- **Task statement**:
Print the listing as it stands, omitting all images.

[Dataset entries]
_ _ _ _ _

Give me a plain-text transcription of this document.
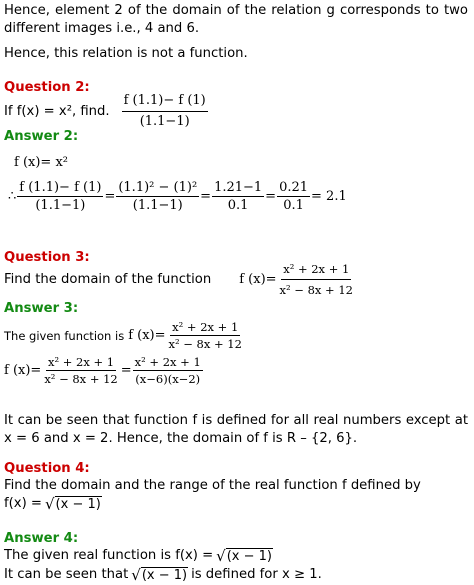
Hence, element 2 of the domain of the relation g corresponds to two different images i.e., 4 and 6.
Hence, this relation is not a function.
Question 2:
If f(x) = x², find. $\frac{f (1.1)- f (1)}{(1.1-1)}$
Answer 2:
f (x)= x²
∴ $\frac{f (1.1)- f (1)}{(1.1-1)} = \frac{\text{(1.1)² − (1)²}}{(1.1-1)} = \frac{1.21-1}{0.1} = \frac{0.21}{0.1} = 2.1$
Question 3:
Find the domain of the function f $(x)= \frac{\text{x² + 2x + 1}}{\text{x² − 8x + 12}}$
Answer 3:
The given function is f $(x)= \frac{\text{x² + 2x + 1}}{\text{x² − 8x + 12}}$
f $(x)= \frac{\text{x² + 2x + 1}}{\text{x² − 8x + 12}} = \frac{\text{x² + 2x + 1}}{(x-6)(x-2)}$
It can be seen that function f is defined for all real numbers except at x = 6 and x = 2. Hence, the domain of f is R – {2, 6}.
Question 4:
Find the domain and the range of the real function f defined by
f(x) = √ (x − 1)
Answer 4:
The given real function is f(x) = √ (x − 1)
It can be seen that √ (x − 1) is defined for x ≥ 1.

_ _ _ _ _

- **Task result**:
Give me a plain-text transcription of this document.
Hence, element 2 of the domain of the relation g corresponds to two different images i.e., 4 and 6.
Hence, this relation is not a function.
Question 2:
If f(x) = x², find. $\frac{f (1.1)- f (1)}{(1.1-1)}$
Answer 2:
f (x)= x²
∴ $\frac{f (1.1)- f (1)}{(1.1-1)} = \frac{\text{(1.1)² − (1)²}}{(1.1-1)} = \frac{1.21-1}{0.1} = \frac{0.21}{0.1} = 2.1$
Question 3:
Find the domain of the function f $(x)= \frac{\text{x² + 2x + 1}}{\text{x² − 8x + 12}}$
Answer 3:
The given function is f $(x)= \frac{\text{x² + 2x + 1}}{\text{x² − 8x + 12}}$
f $(x)= \frac{\text{x² + 2x + 1}}{\text{x² − 8x + 12}} = \frac{\text{x² + 2x + 1}}{(x-6)(x-2)}$
It can be seen that function f is defined for all real numbers except at x = 6 and x = 2. Hence, the domain of f is R – {2, 6}.
Question 4:
Find the domain and the range of the real function f defined by
f(x) = √ (x − 1)
Answer 4:
The given real function is f(x) = √ (x − 1)
It can be seen that √ (x − 1) is defined for x ≥ 1.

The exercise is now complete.